— Listing —
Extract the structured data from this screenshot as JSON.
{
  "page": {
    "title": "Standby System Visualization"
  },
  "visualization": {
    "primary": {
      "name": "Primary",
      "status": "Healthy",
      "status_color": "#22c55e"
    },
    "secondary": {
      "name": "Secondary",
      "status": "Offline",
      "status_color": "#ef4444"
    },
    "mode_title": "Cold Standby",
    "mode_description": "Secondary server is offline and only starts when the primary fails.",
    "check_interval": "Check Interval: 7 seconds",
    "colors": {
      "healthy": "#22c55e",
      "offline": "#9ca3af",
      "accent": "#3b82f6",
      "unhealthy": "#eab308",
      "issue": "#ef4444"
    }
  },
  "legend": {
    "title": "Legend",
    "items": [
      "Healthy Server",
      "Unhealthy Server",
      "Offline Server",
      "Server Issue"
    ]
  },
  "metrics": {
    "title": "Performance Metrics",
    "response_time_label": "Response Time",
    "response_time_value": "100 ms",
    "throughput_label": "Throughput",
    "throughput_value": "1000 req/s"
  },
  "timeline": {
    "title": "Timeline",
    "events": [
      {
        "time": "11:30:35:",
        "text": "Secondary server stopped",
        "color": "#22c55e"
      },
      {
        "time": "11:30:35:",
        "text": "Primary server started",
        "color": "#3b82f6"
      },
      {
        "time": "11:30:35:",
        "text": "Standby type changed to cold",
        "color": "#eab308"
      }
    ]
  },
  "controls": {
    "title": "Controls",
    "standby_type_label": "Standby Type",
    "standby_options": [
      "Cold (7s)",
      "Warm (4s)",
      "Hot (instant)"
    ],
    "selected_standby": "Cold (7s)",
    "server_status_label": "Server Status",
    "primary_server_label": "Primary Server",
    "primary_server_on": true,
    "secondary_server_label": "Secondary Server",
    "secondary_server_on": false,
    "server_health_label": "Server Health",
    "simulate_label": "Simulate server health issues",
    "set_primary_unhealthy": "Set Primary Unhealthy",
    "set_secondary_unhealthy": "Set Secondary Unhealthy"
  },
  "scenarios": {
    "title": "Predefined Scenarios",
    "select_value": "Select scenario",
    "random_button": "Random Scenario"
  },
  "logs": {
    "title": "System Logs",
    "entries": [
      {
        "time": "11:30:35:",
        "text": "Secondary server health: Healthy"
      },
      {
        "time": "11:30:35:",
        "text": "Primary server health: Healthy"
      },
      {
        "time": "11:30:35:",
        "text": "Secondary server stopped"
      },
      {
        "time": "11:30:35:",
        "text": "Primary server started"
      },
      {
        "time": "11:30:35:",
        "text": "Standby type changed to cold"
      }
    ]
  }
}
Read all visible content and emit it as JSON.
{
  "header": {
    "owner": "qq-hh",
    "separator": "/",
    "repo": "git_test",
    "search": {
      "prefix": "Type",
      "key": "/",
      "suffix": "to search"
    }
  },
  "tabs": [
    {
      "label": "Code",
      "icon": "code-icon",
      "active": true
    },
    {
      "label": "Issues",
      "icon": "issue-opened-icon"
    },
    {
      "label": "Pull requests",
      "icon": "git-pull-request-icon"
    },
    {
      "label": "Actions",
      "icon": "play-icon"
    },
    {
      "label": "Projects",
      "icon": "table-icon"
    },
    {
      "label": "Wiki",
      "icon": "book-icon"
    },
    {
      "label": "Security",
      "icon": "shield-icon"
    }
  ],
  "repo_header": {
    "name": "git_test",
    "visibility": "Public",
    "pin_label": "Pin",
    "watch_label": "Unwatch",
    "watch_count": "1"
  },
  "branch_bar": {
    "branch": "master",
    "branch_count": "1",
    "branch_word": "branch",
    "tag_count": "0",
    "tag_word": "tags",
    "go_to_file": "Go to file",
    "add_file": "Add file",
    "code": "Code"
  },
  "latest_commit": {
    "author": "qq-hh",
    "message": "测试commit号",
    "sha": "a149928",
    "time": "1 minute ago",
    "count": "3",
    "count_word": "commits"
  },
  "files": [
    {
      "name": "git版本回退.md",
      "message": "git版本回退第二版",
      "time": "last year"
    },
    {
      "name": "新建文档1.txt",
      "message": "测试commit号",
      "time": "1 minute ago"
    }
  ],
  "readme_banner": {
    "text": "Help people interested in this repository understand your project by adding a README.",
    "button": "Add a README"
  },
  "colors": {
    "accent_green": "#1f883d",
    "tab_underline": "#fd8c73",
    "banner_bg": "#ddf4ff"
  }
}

— Problem statement —
Recopy all the lines exactly as they appear.

— Written response —
Extract the structured data from this screenshot as JSON.
{
  "page": {
    "title": "Standby System Visualization"
  },
  "visualization": {
    "primary": {
      "name": "Primary",
      "status": "Healthy",
      "status_color": "#22c55e"
    },
    "secondary": {
      "name": "Secondary",
      "status": "Offline",
      "status_color": "#ef4444"
    },
    "mode_title": "Cold Standby",
    "mode_description": "Secondary server is offline and only starts when the primary fails.",
    "check_interval": "Check Interval: 7 seconds",
    "colors": {
      "healthy": "#22c55e",
      "offline": "#9ca3af",
      "accent": "#3b82f6",
      "unhealthy": "#eab308",
      "issue": "#ef4444"
    }
  },
  "legend": {
    "title": "Legend",
    "items": [
      "Healthy Server",
      "Unhealthy Server",
      "Offline Server",
      "Server Issue"
    ]
  },
  "metrics": {
    "title": "Performance Metrics",
    "response_time_label": "Response Time",
    "response_time_value": "100 ms",
    "throughput_label": "Throughput",
    "throughput_value": "1000 req/s"
  },
  "timeline": {
    "title": "Timeline",
    "events": [
      {
        "time": "11:30:35:",
        "text": "Secondary server stopped",
        "color": "#22c55e"
      },
      {
        "time": "11:30:35:",
        "text": "Primary server started",
        "color": "#3b82f6"
      },
      {
        "time": "11:30:35:",
        "text": "Standby type changed to cold",
        "color": "#eab308"
      }
    ]
  },
  "controls": {
    "title": "Controls",
    "standby_type_label": "Standby Type",
    "standby_options": [
      "Cold (7s)",
      "Warm (4s)",
      "Hot (instant)"
    ],
    "selected_standby": "Cold (7s)",
    "server_status_label": "Server Status",
    "primary_server_label": "Primary Server",
    "primary_server_on": true,
    "secondary_server_label": "Secondary Server",
    "secondary_server_on": false,
    "server_health_label": "Server Health",
    "simulate_label": "Simulate server health issues",
    "set_primary_unhealthy": "Set Primary Unhealthy",
    "set_secondary_unhealthy": "Set Secondary Unhealthy"
  },
  "scenarios": {
    "title": "Predefined Scenarios",
    "select_value": "Select scenario",
    "random_button": "Random Scenario"
  },
  "logs": {
    "title": "System Logs",
    "entries": [
      {
        "time": "11:30:35:",
        "text": "Secondary server health: Healthy"
      },
      {
        "time": "11:30:35:",
        "text": "Primary server health: Healthy"
      },
      {
        "time": "11:30:35:",
        "text": "Secondary server stopped"
      },
      {
        "time": "11:30:35:",
        "text": "Primary server started"
      },
      {
        "time": "11:30:35:",
        "text": "Standby type changed to cold"
      }
    ]
  }
}
Read all visible content and emit it as JSON.
{
  "header": {
    "owner": "qq-hh",
    "separator": "/",
    "repo": "git_test",
    "search": {
      "prefix": "Type",
      "key": "/",
      "suffix": "to search"
    }
  },
  "tabs": [
    {
      "label": "Code",
      "icon": "code-icon",
      "active": true
    },
    {
      "label": "Issues",
      "icon": "issue-opened-icon"
    },
    {
      "label": "Pull requests",
      "icon": "git-pull-request-icon"
    },
    {
      "label": "Actions",
      "icon": "play-icon"
    },
    {
      "label": "Projects",
      "icon": "table-icon"
    },
    {
      "label": "Wiki",
      "icon": "book-icon"
    },
    {
      "label": "Security",
      "icon": "shield-icon"
    }
  ],
  "repo_header": {
    "name": "git_test",
    "visibility": "Public",
    "pin_label": "Pin",
    "watch_label": "Unwatch",
    "watch_count": "1"
  },
  "branch_bar": {
    "branch": "master",
    "branch_count": "1",
    "branch_word": "branch",
    "tag_count": "0",
    "tag_word": "tags",
    "go_to_file": "Go to file",
    "add_file": "Add file",
    "code": "Code"
  },
  "latest_commit": {
    "author": "qq-hh",
    "message": "测试commit号",
    "sha": "a149928",
    "time": "1 minute ago",
    "count": "3",
    "count_word": "commits"
  },
  "files": [
    {
      "name": "git版本回退.md",
      "message": "git版本回退第二版",
      "time": "last year"
    },
    {
      "name": "新建文档1.txt",
      "message": "测试commit号",
      "time": "1 minute ago"
    }
  ],
  "readme_banner": {
    "text": "Help people interested in this repository understand your project by adding a README.",
    "button": "Add a README"
  },
  "colors": {
    "accent_green": "#1f883d",
    "tab_underline": "#fd8c73",
    "banner_bg": "#ddf4ff"
  }
}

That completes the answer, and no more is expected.